Image records of document pages
────────────────

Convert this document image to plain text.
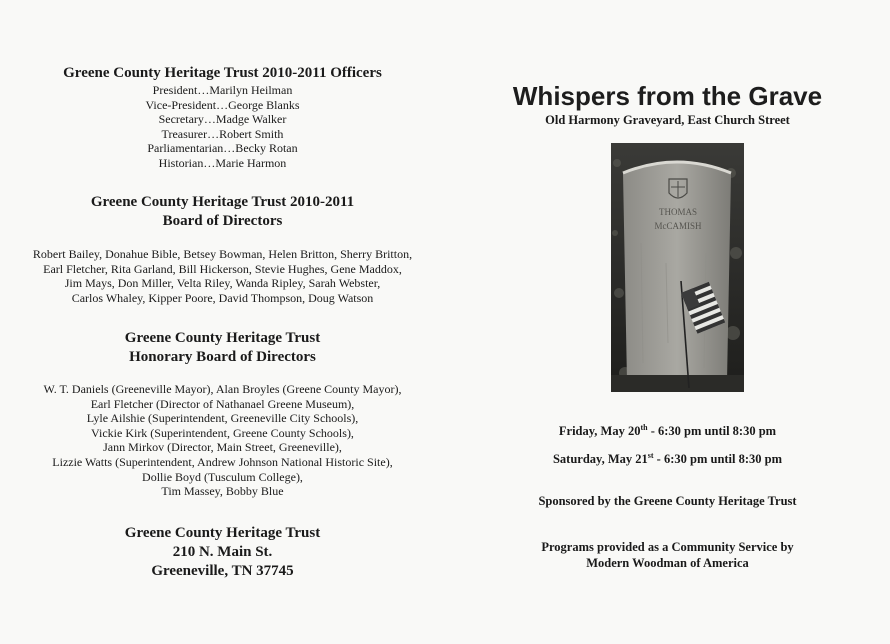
Greene County Heritage Trust 2010-2011 Officers

President…Marilyn Heilman

Vice-President…George Blanks

Secretary…Madge Walker

Treasurer…Robert Smith

Parliamentarian…Becky Rotan

Historian…Marie Harmon

Greene County Heritage Trust 2010-2011

Board of Directors

Robert Bailey, Donahue Bible, Betsey Bowman, Helen Britton, Sherry Britton,

Earl Fletcher, Rita Garland, Bill Hickerson, Stevie Hughes, Gene Maddox,

Jim Mays, Don Miller, Velta Riley, Wanda Ripley, Sarah Webster,

Carlos Whaley, Kipper Poore, David Thompson, Doug Watson

Greene County Heritage Trust

Honorary Board of Directors

W. T. Daniels (Greeneville Mayor), Alan Broyles (Greene County Mayor),

Earl Fletcher (Director of Nathanael Greene Museum),

Lyle Ailshie (Superintendent, Greeneville City Schools),

Vickie Kirk (Superintendent, Greene County Schools),

Jann Mirkov (Director, Main Street, Greeneville),

Lizzie Watts (Superintendent, Andrew Johnson National Historic Site),

Dollie Boyd (Tusculum College),

Tim Massey, Bobby Blue

Greene County Heritage Trust

210 N. Main St.

Greeneville, TN 37745

Whispers from the Grave

Old Harmony Graveyard, East Church Street

THOMAS
McCAMISH

Friday, May 20th - 6:30 pm until 8:30 pm

Saturday, May 21st - 6:30 pm until 8:30 pm

Sponsored by the Greene County Heritage Trust

Programs provided as a Community Service by

Modern Woodman of America
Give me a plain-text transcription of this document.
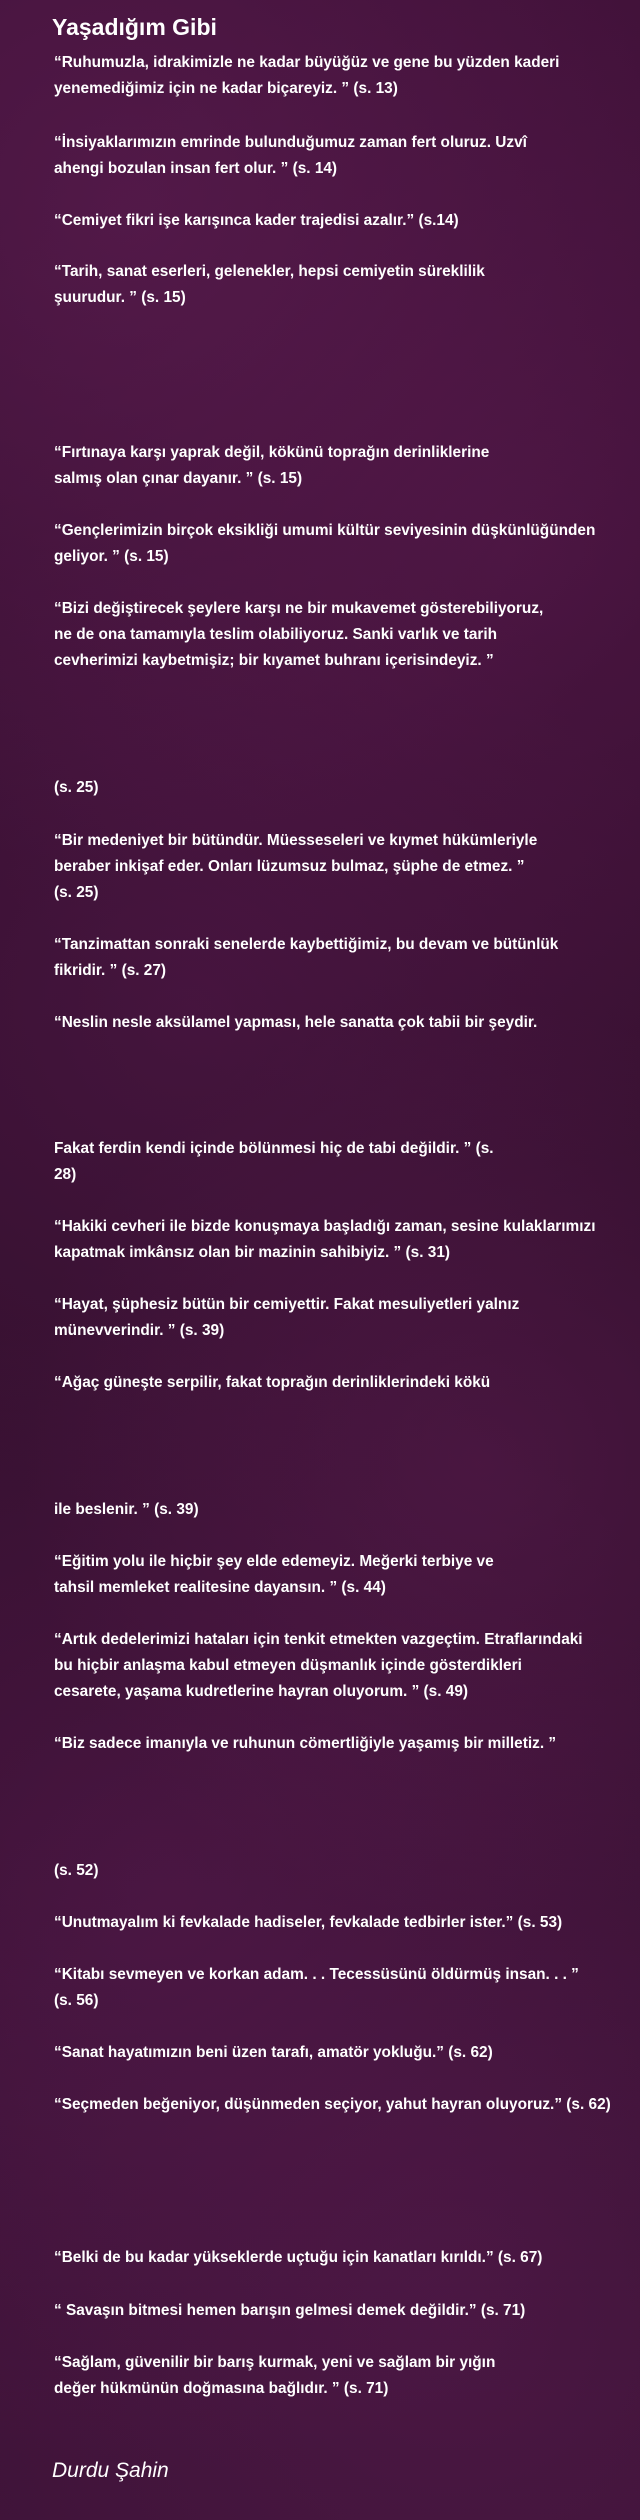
Yaşadığım Gibi
“Ruhumuzla, idrakimizle ne kadar büyüğüz ve gene bu yüzden kaderi
yenemediğimiz için ne kadar biçareyiz. ” (s. 13)
“İnsiyaklarımızın emrinde bulunduğumuz zaman fert oluruz. Uzvî
ahengi bozulan insan fert olur. ” (s. 14)
“Cemiyet fikri işe karışınca kader trajedisi azalır.” (s.14)
“Tarih, sanat eserleri, gelenekler, hepsi cemiyetin süreklilik
şuurudur. ” (s. 15)
“Fırtınaya karşı yaprak değil, kökünü toprağın derinliklerine
salmış olan çınar dayanır. ” (s. 15)
“Gençlerimizin birçok eksikliği umumi kültür seviyesinin düşkünlüğünden
geliyor. ” (s. 15)
“Bizi değiştirecek şeylere karşı ne bir mukavemet gösterebiliyoruz,
ne de ona tamamıyla teslim olabiliyoruz. Sanki varlık ve tarih
cevherimizi kaybetmişiz; bir kıyamet buhranı içerisindeyiz. ”
(s. 25)
“Bir medeniyet bir bütündür. Müesseseleri ve kıymet hükümleriyle
beraber inkişaf eder. Onları lüzumsuz bulmaz, şüphe de etmez. ”
(s. 25)
“Tanzimattan sonraki senelerde kaybettiğimiz, bu devam ve bütünlük
fikridir. ” (s. 27)
“Neslin nesle aksülamel yapması, hele sanatta çok tabii bir şeydir.
Fakat ferdin kendi içinde bölünmesi hiç de tabi değildir. ” (s.
28)
“Hakiki cevheri ile bizde konuşmaya başladığı zaman, sesine kulaklarımızı
kapatmak imkânsız olan bir mazinin sahibiyiz. ” (s. 31)
“Hayat, şüphesiz bütün bir cemiyettir. Fakat mesuliyetleri yalnız
münevverindir. ” (s. 39)
“Ağaç güneşte serpilir, fakat toprağın derinliklerindeki kökü
ile beslenir. ” (s. 39)
“Eğitim yolu ile hiçbir şey elde edemeyiz. Meğerki terbiye ve
tahsil memleket realitesine dayansın. ” (s. 44)
“Artık dedelerimizi hataları için tenkit etmekten vazgeçtim. Etraflarındaki
bu hiçbir anlaşma kabul etmeyen düşmanlık içinde gösterdikleri
cesarete, yaşama kudretlerine hayran oluyorum. ” (s. 49)
“Biz sadece imanıyla ve ruhunun cömertliğiyle yaşamış bir milletiz. ”
(s. 52)
“Unutmayalım ki fevkalade hadiseler, fevkalade tedbirler ister.” (s. 53)
“Kitabı sevmeyen ve korkan adam. . . Tecessüsünü öldürmüş insan. . . ”
(s. 56)
“Sanat hayatımızın beni üzen tarafı, amatör yokluğu.” (s. 62)
“Seçmeden beğeniyor, düşünmeden seçiyor, yahut hayran oluyoruz.” (s. 62)
“Belki de bu kadar yükseklerde uçtuğu için kanatları kırıldı.” (s. 67)
“ Savaşın bitmesi hemen barışın gelmesi demek değildir.” (s. 71)
“Sağlam, güvenilir bir barış kurmak, yeni ve sağlam bir yığın
değer hükmünün doğmasına bağlıdır. ” (s. 71)
Durdu Şahin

────────────────

What is expected |
This calls for each record above to be set down exactly, with the images skipped.

Response area |
Convert this document image to plain text.
Greene County Heritage Trust 2010-2011 Officers

President…Marilyn Heilman

Vice-President…George Blanks

Secretary…Madge Walker

Treasurer…Robert Smith

Parliamentarian…Becky Rotan

Historian…Marie Harmon

Greene County Heritage Trust 2010-2011

Board of Directors

Robert Bailey, Donahue Bible, Betsey Bowman, Helen Britton, Sherry Britton,

Earl Fletcher, Rita Garland, Bill Hickerson, Stevie Hughes, Gene Maddox,

Jim Mays, Don Miller, Velta Riley, Wanda Ripley, Sarah Webster,

Carlos Whaley, Kipper Poore, David Thompson, Doug Watson

Greene County Heritage Trust

Honorary Board of Directors

W. T. Daniels (Greeneville Mayor), Alan Broyles (Greene County Mayor),

Earl Fletcher (Director of Nathanael Greene Museum),

Lyle Ailshie (Superintendent, Greeneville City Schools),

Vickie Kirk (Superintendent, Greene County Schools),

Jann Mirkov (Director, Main Street, Greeneville),

Lizzie Watts (Superintendent, Andrew Johnson National Historic Site),

Dollie Boyd (Tusculum College),

Tim Massey, Bobby Blue

Greene County Heritage Trust

210 N. Main St.

Greeneville, TN 37745

Whispers from the Grave

Old Harmony Graveyard, East Church Street

THOMAS
McCAMISH

Friday, May 20th - 6:30 pm until 8:30 pm

Saturday, May 21st - 6:30 pm until 8:30 pm

Sponsored by the Greene County Heritage Trust

Programs provided as a Community Service by

Modern Woodman of America
Give me a plain-text transcription of this document.
Yaşadığım Gibi
“Ruhumuzla, idrakimizle ne kadar büyüğüz ve gene bu yüzden kaderi
yenemediğimiz için ne kadar biçareyiz. ” (s. 13)
“İnsiyaklarımızın emrinde bulunduğumuz zaman fert oluruz. Uzvî
ahengi bozulan insan fert olur. ” (s. 14)
“Cemiyet fikri işe karışınca kader trajedisi azalır.” (s.14)
“Tarih, sanat eserleri, gelenekler, hepsi cemiyetin süreklilik
şuurudur. ” (s. 15)
“Fırtınaya karşı yaprak değil, kökünü toprağın derinliklerine
salmış olan çınar dayanır. ” (s. 15)
“Gençlerimizin birçok eksikliği umumi kültür seviyesinin düşkünlüğünden
geliyor. ” (s. 15)
“Bizi değiştirecek şeylere karşı ne bir mukavemet gösterebiliyoruz,
ne de ona tamamıyla teslim olabiliyoruz. Sanki varlık ve tarih
cevherimizi kaybetmişiz; bir kıyamet buhranı içerisindeyiz. ”
(s. 25)
“Bir medeniyet bir bütündür. Müesseseleri ve kıymet hükümleriyle
beraber inkişaf eder. Onları lüzumsuz bulmaz, şüphe de etmez. ”
(s. 25)
“Tanzimattan sonraki senelerde kaybettiğimiz, bu devam ve bütünlük
fikridir. ” (s. 27)
“Neslin nesle aksülamel yapması, hele sanatta çok tabii bir şeydir.
Fakat ferdin kendi içinde bölünmesi hiç de tabi değildir. ” (s.
28)
“Hakiki cevheri ile bizde konuşmaya başladığı zaman, sesine kulaklarımızı
kapatmak imkânsız olan bir mazinin sahibiyiz. ” (s. 31)
“Hayat, şüphesiz bütün bir cemiyettir. Fakat mesuliyetleri yalnız
münevverindir. ” (s. 39)
“Ağaç güneşte serpilir, fakat toprağın derinliklerindeki kökü
ile beslenir. ” (s. 39)
“Eğitim yolu ile hiçbir şey elde edemeyiz. Meğerki terbiye ve
tahsil memleket realitesine dayansın. ” (s. 44)
“Artık dedelerimizi hataları için tenkit etmekten vazgeçtim. Etraflarındaki
bu hiçbir anlaşma kabul etmeyen düşmanlık içinde gösterdikleri
cesarete, yaşama kudretlerine hayran oluyorum. ” (s. 49)
“Biz sadece imanıyla ve ruhunun cömertliğiyle yaşamış bir milletiz. ”
(s. 52)
“Unutmayalım ki fevkalade hadiseler, fevkalade tedbirler ister.” (s. 53)
“Kitabı sevmeyen ve korkan adam. . . Tecessüsünü öldürmüş insan. . . ”
(s. 56)
“Sanat hayatımızın beni üzen tarafı, amatör yokluğu.” (s. 62)
“Seçmeden beğeniyor, düşünmeden seçiyor, yahut hayran oluyoruz.” (s. 62)
“Belki de bu kadar yükseklerde uçtuğu için kanatları kırıldı.” (s. 67)
“ Savaşın bitmesi hemen barışın gelmesi demek değildir.” (s. 71)
“Sağlam, güvenilir bir barış kurmak, yeni ve sağlam bir yığın
değer hükmünün doğmasına bağlıdır. ” (s. 71)
Durdu Şahin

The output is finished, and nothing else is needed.